◆ **Goal of the exercise**
Quote all of the data below exactly, please.

◆ **Provided information**
____
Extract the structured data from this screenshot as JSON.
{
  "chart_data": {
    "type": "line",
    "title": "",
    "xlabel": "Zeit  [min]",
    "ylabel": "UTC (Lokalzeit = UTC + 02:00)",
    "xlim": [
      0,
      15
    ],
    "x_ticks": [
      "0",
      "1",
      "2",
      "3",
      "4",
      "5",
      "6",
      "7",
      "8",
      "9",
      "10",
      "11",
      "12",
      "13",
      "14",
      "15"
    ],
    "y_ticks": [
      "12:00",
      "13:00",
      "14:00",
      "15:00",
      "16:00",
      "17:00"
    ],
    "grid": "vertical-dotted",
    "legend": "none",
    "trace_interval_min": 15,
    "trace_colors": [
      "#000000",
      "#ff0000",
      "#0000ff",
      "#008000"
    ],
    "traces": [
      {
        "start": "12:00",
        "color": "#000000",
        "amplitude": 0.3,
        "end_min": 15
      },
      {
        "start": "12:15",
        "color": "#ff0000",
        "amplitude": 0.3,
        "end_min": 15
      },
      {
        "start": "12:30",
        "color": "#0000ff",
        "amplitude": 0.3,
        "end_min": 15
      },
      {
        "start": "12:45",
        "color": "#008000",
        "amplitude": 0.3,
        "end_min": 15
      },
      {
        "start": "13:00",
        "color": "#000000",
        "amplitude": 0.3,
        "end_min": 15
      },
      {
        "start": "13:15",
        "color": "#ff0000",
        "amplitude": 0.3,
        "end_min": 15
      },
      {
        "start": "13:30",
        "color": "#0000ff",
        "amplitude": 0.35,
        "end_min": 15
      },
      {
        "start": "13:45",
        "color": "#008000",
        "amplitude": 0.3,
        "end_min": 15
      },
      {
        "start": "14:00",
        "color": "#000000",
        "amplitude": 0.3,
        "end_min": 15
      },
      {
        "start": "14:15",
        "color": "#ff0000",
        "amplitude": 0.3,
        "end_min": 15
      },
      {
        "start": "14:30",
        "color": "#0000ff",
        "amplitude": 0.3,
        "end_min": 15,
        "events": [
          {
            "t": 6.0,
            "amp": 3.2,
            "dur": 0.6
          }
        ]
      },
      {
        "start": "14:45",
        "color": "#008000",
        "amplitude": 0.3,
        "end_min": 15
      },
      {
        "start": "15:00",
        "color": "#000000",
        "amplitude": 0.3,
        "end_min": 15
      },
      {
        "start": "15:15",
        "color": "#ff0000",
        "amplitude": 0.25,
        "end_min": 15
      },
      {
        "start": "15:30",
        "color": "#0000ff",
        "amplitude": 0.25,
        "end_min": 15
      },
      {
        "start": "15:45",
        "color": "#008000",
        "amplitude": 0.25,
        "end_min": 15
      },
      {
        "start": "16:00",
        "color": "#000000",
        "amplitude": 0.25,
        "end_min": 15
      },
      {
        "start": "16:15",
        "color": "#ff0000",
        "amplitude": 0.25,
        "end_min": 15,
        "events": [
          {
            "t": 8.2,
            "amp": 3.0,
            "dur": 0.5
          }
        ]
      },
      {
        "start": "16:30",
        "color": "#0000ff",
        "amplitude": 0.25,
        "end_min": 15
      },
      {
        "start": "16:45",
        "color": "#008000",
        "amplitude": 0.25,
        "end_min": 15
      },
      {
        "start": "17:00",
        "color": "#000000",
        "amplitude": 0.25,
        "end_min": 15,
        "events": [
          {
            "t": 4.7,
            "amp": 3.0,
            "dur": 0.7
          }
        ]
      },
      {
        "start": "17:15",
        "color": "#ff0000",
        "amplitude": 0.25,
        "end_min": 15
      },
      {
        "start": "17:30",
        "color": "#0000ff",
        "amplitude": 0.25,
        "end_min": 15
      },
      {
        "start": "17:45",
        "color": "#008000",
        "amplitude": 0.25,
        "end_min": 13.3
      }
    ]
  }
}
____
◆ **Solution below**
Extract the structured data from this screenshot as JSON.
{
  "chart_data": {
    "type": "line",
    "title": "",
    "xlabel": "Zeit  [min]",
    "ylabel": "UTC (Lokalzeit = UTC + 02:00)",
    "xlim": [
      0,
      15
    ],
    "x_ticks": [
      "0",
      "1",
      "2",
      "3",
      "4",
      "5",
      "6",
      "7",
      "8",
      "9",
      "10",
      "11",
      "12",
      "13",
      "14",
      "15"
    ],
    "y_ticks": [
      "12:00",
      "13:00",
      "14:00",
      "15:00",
      "16:00",
      "17:00"
    ],
    "grid": "vertical-dotted",
    "legend": "none",
    "trace_interval_min": 15,
    "trace_colors": [
      "#000000",
      "#ff0000",
      "#0000ff",
      "#008000"
    ],
    "traces": [
      {
        "start": "12:00",
        "color": "#000000",
        "amplitude": 0.3,
        "end_min": 15
      },
      {
        "start": "12:15",
        "color": "#ff0000",
        "amplitude": 0.3,
        "end_min": 15
      },
      {
        "start": "12:30",
        "color": "#0000ff",
        "amplitude": 0.3,
        "end_min": 15
      },
      {
        "start": "12:45",
        "color": "#008000",
        "amplitude": 0.3,
        "end_min": 15
      },
      {
        "start": "13:00",
        "color": "#000000",
        "amplitude": 0.3,
        "end_min": 15
      },
      {
        "start": "13:15",
        "color": "#ff0000",
        "amplitude": 0.3,
        "end_min": 15
      },
      {
        "start": "13:30",
        "color": "#0000ff",
        "amplitude": 0.35,
        "end_min": 15
      },
      {
        "start": "13:45",
        "color": "#008000",
        "amplitude": 0.3,
        "end_min": 15
      },
      {
        "start": "14:00",
        "color": "#000000",
        "amplitude": 0.3,
        "end_min": 15
      },
      {
        "start": "14:15",
        "color": "#ff0000",
        "amplitude": 0.3,
        "end_min": 15
      },
      {
        "start": "14:30",
        "color": "#0000ff",
        "amplitude": 0.3,
        "end_min": 15,
        "events": [
          {
            "t": 6.0,
            "amp": 3.2,
            "dur": 0.6
          }
        ]
      },
      {
        "start": "14:45",
        "color": "#008000",
        "amplitude": 0.3,
        "end_min": 15
      },
      {
        "start": "15:00",
        "color": "#000000",
        "amplitude": 0.3,
        "end_min": 15
      },
      {
        "start": "15:15",
        "color": "#ff0000",
        "amplitude": 0.25,
        "end_min": 15
      },
      {
        "start": "15:30",
        "color": "#0000ff",
        "amplitude": 0.25,
        "end_min": 15
      },
      {
        "start": "15:45",
        "color": "#008000",
        "amplitude": 0.25,
        "end_min": 15
      },
      {
        "start": "16:00",
        "color": "#000000",
        "amplitude": 0.25,
        "end_min": 15
      },
      {
        "start": "16:15",
        "color": "#ff0000",
        "amplitude": 0.25,
        "end_min": 15,
        "events": [
          {
            "t": 8.2,
            "amp": 3.0,
            "dur": 0.5
          }
        ]
      },
      {
        "start": "16:30",
        "color": "#0000ff",
        "amplitude": 0.25,
        "end_min": 15
      },
      {
        "start": "16:45",
        "color": "#008000",
        "amplitude": 0.25,
        "end_min": 15
      },
      {
        "start": "17:00",
        "color": "#000000",
        "amplitude": 0.25,
        "end_min": 15,
        "events": [
          {
            "t": 4.7,
            "amp": 3.0,
            "dur": 0.7
          }
        ]
      },
      {
        "start": "17:15",
        "color": "#ff0000",
        "amplitude": 0.25,
        "end_min": 15
      },
      {
        "start": "17:30",
        "color": "#0000ff",
        "amplitude": 0.25,
        "end_min": 15
      },
      {
        "start": "17:45",
        "color": "#008000",
        "amplitude": 0.25,
        "end_min": 13.3
      }
    ]
  }
}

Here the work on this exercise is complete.